**Written exercise:** Retype the listing that follows, exactly as written.

**Extracted material:**
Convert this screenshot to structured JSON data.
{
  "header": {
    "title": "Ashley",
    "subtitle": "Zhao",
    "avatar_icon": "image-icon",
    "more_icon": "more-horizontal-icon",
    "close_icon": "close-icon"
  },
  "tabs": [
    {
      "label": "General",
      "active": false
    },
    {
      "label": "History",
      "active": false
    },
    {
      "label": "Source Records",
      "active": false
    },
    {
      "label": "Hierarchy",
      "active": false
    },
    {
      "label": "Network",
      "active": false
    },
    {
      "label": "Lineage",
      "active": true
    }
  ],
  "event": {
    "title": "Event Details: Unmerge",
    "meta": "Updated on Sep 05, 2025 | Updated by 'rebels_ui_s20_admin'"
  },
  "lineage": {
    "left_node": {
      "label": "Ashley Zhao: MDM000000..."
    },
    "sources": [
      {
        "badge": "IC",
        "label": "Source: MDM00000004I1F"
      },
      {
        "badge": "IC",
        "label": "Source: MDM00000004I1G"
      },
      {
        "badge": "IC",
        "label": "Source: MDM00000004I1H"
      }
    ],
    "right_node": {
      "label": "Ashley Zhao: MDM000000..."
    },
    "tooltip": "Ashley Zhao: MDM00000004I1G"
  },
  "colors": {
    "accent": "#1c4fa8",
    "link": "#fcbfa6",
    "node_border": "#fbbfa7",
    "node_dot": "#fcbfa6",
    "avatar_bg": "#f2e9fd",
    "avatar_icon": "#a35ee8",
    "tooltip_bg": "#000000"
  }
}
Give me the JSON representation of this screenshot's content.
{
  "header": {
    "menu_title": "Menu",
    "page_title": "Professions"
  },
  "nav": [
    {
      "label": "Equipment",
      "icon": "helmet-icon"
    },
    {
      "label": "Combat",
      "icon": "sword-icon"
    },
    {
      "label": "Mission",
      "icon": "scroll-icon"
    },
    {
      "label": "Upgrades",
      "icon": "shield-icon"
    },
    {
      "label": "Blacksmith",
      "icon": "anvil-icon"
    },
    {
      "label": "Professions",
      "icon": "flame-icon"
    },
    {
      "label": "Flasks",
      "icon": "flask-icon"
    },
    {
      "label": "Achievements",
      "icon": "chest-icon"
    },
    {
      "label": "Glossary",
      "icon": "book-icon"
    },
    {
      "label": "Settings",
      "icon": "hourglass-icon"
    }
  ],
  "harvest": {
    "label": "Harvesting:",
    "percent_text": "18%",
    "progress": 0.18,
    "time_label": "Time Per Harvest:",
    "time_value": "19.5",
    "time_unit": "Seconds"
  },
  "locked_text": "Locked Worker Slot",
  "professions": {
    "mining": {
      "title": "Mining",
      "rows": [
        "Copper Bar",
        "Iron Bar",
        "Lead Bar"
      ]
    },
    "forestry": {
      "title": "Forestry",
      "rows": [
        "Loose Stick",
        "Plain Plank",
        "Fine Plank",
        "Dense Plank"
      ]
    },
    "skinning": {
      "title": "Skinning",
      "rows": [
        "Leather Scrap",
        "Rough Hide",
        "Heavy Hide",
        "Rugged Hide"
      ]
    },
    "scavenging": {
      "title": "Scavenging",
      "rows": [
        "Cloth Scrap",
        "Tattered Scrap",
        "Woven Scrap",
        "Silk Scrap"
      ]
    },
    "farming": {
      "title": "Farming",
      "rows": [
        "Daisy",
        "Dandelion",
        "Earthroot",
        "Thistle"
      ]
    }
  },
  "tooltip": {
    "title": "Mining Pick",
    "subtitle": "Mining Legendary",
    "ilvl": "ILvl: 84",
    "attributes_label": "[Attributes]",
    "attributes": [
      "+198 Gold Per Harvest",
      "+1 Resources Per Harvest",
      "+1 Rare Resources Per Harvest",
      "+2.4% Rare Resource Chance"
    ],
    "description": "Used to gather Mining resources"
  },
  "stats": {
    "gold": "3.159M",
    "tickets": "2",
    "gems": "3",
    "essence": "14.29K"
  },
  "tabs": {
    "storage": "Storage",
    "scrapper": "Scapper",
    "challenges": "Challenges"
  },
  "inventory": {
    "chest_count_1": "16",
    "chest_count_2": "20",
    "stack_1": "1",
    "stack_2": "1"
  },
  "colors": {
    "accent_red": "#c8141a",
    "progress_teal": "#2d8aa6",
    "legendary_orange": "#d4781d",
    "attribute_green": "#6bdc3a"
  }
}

**Completed task:**
Convert this screenshot to structured JSON data.
{
  "header": {
    "title": "Ashley",
    "subtitle": "Zhao",
    "avatar_icon": "image-icon",
    "more_icon": "more-horizontal-icon",
    "close_icon": "close-icon"
  },
  "tabs": [
    {
      "label": "General",
      "active": false
    },
    {
      "label": "History",
      "active": false
    },
    {
      "label": "Source Records",
      "active": false
    },
    {
      "label": "Hierarchy",
      "active": false
    },
    {
      "label": "Network",
      "active": false
    },
    {
      "label": "Lineage",
      "active": true
    }
  ],
  "event": {
    "title": "Event Details: Unmerge",
    "meta": "Updated on Sep 05, 2025 | Updated by 'rebels_ui_s20_admin'"
  },
  "lineage": {
    "left_node": {
      "label": "Ashley Zhao: MDM000000..."
    },
    "sources": [
      {
        "badge": "IC",
        "label": "Source: MDM00000004I1F"
      },
      {
        "badge": "IC",
        "label": "Source: MDM00000004I1G"
      },
      {
        "badge": "IC",
        "label": "Source: MDM00000004I1H"
      }
    ],
    "right_node": {
      "label": "Ashley Zhao: MDM000000..."
    },
    "tooltip": "Ashley Zhao: MDM00000004I1G"
  },
  "colors": {
    "accent": "#1c4fa8",
    "link": "#fcbfa6",
    "node_border": "#fbbfa7",
    "node_dot": "#fcbfa6",
    "avatar_bg": "#f2e9fd",
    "avatar_icon": "#a35ee8",
    "tooltip_bg": "#000000"
  }
}
Give me the JSON representation of this screenshot's content.
{
  "header": {
    "menu_title": "Menu",
    "page_title": "Professions"
  },
  "nav": [
    {
      "label": "Equipment",
      "icon": "helmet-icon"
    },
    {
      "label": "Combat",
      "icon": "sword-icon"
    },
    {
      "label": "Mission",
      "icon": "scroll-icon"
    },
    {
      "label": "Upgrades",
      "icon": "shield-icon"
    },
    {
      "label": "Blacksmith",
      "icon": "anvil-icon"
    },
    {
      "label": "Professions",
      "icon": "flame-icon"
    },
    {
      "label": "Flasks",
      "icon": "flask-icon"
    },
    {
      "label": "Achievements",
      "icon": "chest-icon"
    },
    {
      "label": "Glossary",
      "icon": "book-icon"
    },
    {
      "label": "Settings",
      "icon": "hourglass-icon"
    }
  ],
  "harvest": {
    "label": "Harvesting:",
    "percent_text": "18%",
    "progress": 0.18,
    "time_label": "Time Per Harvest:",
    "time_value": "19.5",
    "time_unit": "Seconds"
  },
  "locked_text": "Locked Worker Slot",
  "professions": {
    "mining": {
      "title": "Mining",
      "rows": [
        "Copper Bar",
        "Iron Bar",
        "Lead Bar"
      ]
    },
    "forestry": {
      "title": "Forestry",
      "rows": [
        "Loose Stick",
        "Plain Plank",
        "Fine Plank",
        "Dense Plank"
      ]
    },
    "skinning": {
      "title": "Skinning",
      "rows": [
        "Leather Scrap",
        "Rough Hide",
        "Heavy Hide",
        "Rugged Hide"
      ]
    },
    "scavenging": {
      "title": "Scavenging",
      "rows": [
        "Cloth Scrap",
        "Tattered Scrap",
        "Woven Scrap",
        "Silk Scrap"
      ]
    },
    "farming": {
      "title": "Farming",
      "rows": [
        "Daisy",
        "Dandelion",
        "Earthroot",
        "Thistle"
      ]
    }
  },
  "tooltip": {
    "title": "Mining Pick",
    "subtitle": "Mining Legendary",
    "ilvl": "ILvl: 84",
    "attributes_label": "[Attributes]",
    "attributes": [
      "+198 Gold Per Harvest",
      "+1 Resources Per Harvest",
      "+1 Rare Resources Per Harvest",
      "+2.4% Rare Resource Chance"
    ],
    "description": "Used to gather Mining resources"
  },
  "stats": {
    "gold": "3.159M",
    "tickets": "2",
    "gems": "3",
    "essence": "14.29K"
  },
  "tabs": {
    "storage": "Storage",
    "scrapper": "Scapper",
    "challenges": "Challenges"
  },
  "inventory": {
    "chest_count_1": "16",
    "chest_count_2": "20",
    "stack_1": "1",
    "stack_2": "1"
  },
  "colors": {
    "accent_red": "#c8141a",
    "progress_teal": "#2d8aa6",
    "legendary_orange": "#d4781d",
    "attribute_green": "#6bdc3a"
  }
}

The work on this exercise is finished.